Aim:
Transcribe the listing word for word.
* Begin Supplied material *
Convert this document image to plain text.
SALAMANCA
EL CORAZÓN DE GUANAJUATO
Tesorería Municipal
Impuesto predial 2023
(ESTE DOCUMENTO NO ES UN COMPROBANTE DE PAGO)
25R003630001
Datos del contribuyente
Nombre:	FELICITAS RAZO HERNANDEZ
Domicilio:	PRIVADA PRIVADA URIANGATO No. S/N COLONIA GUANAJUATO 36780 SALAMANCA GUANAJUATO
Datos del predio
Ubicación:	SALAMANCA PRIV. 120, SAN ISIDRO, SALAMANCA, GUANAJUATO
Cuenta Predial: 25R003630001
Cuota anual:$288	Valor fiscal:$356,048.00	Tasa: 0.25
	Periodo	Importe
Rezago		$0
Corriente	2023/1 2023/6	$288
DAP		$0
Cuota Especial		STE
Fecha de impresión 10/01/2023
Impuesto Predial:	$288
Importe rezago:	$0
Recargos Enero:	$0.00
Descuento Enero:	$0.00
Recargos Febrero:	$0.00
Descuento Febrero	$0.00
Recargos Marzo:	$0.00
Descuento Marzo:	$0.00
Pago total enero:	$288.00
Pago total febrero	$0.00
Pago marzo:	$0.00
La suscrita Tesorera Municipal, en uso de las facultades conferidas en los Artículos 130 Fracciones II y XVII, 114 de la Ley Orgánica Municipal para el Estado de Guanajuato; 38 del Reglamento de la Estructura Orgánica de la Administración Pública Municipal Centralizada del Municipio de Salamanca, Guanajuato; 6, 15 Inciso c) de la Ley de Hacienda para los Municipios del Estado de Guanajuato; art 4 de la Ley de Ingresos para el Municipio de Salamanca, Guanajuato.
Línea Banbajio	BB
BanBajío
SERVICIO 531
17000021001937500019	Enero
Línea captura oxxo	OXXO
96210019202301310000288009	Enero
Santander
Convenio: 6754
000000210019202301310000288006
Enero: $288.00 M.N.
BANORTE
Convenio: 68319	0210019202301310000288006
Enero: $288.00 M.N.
* End Supplied material *
Solution:
Convert this document image to plain text.
SALAMANCA
EL CORAZÓN DE GUANAJUATO
Tesorería Municipal
Impuesto predial 2023
(ESTE DOCUMENTO NO ES UN COMPROBANTE DE PAGO)
25R003630001
Datos del contribuyente
Nombre:	FELICITAS RAZO HERNANDEZ
Domicilio:	PRIVADA PRIVADA URIANGATO No. S/N COLONIA GUANAJUATO 36780 SALAMANCA GUANAJUATO
Datos del predio
Ubicación:	SALAMANCA PRIV. 120, SAN ISIDRO, SALAMANCA, GUANAJUATO
Cuenta Predial: 25R003630001
Cuota anual:$288	Valor fiscal:$356,048.00	Tasa: 0.25
	Periodo	Importe
Rezago		$0
Corriente	2023/1 2023/6	$288
DAP		$0
Cuota Especial		STE
Fecha de impresión 10/01/2023
Impuesto Predial:	$288
Importe rezago:	$0
Recargos Enero:	$0.00
Descuento Enero:	$0.00
Recargos Febrero:	$0.00
Descuento Febrero	$0.00
Recargos Marzo:	$0.00
Descuento Marzo:	$0.00
Pago total enero:	$288.00
Pago total febrero	$0.00
Pago marzo:	$0.00
La suscrita Tesorera Municipal, en uso de las facultades conferidas en los Artículos 130 Fracciones II y XVII, 114 de la Ley Orgánica Municipal para el Estado de Guanajuato; 38 del Reglamento de la Estructura Orgánica de la Administración Pública Municipal Centralizada del Municipio de Salamanca, Guanajuato; 6, 15 Inciso c) de la Ley de Hacienda para los Municipios del Estado de Guanajuato; art 4 de la Ley de Ingresos para el Municipio de Salamanca, Guanajuato.
Línea Banbajio	BB
BanBajío
SERVICIO 531
17000021001937500019	Enero
Línea captura oxxo	OXXO
96210019202301310000288009	Enero
Santander
Convenio: 6754
000000210019202301310000288006
Enero: $288.00 M.N.
BANORTE
Convenio: 68319	0210019202301310000288006
Enero: $288.00 M.N.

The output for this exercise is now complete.